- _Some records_
- - - -

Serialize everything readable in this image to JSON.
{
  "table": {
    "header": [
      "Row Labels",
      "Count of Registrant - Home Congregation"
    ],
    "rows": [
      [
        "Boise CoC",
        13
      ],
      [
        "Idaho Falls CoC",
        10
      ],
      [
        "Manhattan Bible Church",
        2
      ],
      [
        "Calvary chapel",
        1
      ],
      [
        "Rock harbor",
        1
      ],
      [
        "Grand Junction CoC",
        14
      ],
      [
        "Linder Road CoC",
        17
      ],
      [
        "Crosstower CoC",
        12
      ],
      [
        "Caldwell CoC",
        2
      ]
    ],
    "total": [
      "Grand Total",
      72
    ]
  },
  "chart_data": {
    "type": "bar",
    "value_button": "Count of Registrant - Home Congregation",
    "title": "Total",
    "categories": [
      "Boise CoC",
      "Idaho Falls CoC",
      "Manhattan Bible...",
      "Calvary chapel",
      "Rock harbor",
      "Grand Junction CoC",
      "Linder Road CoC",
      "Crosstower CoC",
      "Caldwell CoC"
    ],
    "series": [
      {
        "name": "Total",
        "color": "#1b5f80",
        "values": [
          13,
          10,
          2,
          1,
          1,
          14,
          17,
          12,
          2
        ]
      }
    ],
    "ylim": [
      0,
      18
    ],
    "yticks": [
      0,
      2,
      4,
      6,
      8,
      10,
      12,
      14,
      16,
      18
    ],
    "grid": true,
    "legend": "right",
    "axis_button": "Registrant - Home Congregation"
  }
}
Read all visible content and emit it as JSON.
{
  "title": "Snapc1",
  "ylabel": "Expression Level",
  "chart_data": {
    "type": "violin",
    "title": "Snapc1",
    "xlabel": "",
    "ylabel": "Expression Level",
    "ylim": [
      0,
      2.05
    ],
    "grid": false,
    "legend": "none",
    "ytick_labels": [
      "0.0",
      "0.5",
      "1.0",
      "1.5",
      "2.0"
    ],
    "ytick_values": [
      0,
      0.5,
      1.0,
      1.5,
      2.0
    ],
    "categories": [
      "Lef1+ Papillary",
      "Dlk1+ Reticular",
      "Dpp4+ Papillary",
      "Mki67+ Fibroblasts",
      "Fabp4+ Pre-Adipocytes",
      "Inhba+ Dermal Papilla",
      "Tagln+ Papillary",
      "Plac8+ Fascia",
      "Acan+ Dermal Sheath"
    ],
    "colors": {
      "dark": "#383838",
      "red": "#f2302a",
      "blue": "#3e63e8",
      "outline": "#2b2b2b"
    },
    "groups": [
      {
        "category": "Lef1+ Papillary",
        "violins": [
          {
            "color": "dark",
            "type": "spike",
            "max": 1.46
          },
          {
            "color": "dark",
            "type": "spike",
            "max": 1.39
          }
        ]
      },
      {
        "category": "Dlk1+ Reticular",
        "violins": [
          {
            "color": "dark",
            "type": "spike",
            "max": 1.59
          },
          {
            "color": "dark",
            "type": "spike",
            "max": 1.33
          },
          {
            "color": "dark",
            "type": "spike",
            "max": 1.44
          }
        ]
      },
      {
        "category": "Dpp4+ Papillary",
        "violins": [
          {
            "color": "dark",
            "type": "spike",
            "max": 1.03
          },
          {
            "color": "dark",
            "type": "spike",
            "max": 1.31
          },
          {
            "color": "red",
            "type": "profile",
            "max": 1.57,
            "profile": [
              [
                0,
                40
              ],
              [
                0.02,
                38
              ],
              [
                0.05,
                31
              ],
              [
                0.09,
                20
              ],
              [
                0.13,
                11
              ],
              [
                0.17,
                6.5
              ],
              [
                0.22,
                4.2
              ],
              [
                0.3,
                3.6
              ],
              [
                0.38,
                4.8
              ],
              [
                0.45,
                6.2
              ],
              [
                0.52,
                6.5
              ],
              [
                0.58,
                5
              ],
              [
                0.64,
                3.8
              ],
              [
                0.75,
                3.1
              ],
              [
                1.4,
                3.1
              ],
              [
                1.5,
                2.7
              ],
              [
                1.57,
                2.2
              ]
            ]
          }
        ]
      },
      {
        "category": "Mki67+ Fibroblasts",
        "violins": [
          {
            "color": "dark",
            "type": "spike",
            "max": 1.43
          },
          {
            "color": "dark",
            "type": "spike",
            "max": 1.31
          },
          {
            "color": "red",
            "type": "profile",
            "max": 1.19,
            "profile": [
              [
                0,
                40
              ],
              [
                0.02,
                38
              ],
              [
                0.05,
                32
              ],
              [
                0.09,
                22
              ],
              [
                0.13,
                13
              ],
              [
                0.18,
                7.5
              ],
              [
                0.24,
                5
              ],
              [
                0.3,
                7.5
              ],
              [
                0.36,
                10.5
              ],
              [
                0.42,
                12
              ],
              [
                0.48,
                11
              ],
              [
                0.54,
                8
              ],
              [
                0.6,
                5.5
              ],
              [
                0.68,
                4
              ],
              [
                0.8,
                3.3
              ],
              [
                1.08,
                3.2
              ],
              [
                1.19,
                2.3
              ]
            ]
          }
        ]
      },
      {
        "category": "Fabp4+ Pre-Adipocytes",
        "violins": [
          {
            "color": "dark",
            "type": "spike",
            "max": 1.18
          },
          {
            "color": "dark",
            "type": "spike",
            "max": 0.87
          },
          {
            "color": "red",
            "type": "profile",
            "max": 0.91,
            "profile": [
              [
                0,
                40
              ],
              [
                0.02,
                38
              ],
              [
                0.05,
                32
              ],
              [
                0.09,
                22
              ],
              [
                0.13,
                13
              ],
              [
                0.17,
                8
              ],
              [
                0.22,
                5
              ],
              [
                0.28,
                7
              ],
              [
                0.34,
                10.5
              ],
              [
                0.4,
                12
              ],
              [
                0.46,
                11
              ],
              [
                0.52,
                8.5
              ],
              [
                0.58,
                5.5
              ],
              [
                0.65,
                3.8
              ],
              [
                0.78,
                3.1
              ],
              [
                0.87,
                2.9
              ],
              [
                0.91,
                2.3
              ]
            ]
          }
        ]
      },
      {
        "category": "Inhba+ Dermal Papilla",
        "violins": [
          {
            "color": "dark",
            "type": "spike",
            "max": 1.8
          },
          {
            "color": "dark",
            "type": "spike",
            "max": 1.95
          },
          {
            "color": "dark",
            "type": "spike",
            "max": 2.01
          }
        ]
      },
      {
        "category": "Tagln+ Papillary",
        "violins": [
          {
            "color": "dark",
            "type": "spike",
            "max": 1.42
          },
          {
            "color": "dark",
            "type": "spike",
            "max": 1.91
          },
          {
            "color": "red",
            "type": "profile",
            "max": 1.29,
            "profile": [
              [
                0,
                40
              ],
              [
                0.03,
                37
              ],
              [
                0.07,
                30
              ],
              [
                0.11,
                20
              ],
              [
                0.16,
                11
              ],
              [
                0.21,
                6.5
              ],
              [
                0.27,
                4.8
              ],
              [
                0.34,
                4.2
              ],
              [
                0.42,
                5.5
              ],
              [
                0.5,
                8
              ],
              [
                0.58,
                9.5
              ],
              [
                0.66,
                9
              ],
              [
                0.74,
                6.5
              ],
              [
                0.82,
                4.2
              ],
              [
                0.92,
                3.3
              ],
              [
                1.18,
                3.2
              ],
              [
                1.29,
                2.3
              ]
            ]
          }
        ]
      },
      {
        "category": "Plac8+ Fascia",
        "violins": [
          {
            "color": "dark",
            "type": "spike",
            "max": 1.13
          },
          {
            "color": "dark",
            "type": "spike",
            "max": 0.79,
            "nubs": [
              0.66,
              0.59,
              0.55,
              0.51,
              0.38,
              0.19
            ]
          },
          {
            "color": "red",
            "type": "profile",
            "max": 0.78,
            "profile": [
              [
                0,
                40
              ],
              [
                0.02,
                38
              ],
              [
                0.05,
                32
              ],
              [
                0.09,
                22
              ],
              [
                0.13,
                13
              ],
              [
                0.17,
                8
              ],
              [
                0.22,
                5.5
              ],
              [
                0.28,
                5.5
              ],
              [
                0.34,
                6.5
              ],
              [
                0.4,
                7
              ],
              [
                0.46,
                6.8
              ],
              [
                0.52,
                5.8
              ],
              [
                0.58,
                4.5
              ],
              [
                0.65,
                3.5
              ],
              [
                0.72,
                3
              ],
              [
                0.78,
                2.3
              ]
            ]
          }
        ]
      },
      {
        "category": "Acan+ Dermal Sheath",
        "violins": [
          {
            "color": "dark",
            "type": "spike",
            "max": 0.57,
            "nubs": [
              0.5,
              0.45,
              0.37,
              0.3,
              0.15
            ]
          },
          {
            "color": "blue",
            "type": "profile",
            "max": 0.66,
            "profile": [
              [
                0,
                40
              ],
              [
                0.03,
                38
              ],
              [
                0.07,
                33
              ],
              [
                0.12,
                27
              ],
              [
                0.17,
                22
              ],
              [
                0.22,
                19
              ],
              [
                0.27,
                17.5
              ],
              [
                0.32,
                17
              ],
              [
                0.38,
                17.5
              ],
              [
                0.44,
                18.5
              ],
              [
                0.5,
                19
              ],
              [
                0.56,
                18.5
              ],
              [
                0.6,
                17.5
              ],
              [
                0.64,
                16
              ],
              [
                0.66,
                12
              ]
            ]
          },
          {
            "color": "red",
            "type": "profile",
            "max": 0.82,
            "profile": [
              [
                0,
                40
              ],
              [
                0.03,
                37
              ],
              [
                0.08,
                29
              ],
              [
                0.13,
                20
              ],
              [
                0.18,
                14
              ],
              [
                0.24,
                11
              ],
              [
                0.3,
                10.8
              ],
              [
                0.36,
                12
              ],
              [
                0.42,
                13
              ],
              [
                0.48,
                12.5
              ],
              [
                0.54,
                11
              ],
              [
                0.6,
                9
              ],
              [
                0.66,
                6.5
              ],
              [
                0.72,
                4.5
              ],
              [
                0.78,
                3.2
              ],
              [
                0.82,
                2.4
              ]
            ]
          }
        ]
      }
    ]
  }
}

- - - -

- _CHALLENGE_
From the data above, copy each line that holds "Congregation".

- _PROBLEM SOLUTION_
      "Count of Registrant - Home Congregation"
    "value_button": "Count of Registrant - Home Congregation",
    "axis_button": "Registrant - Home Congregation"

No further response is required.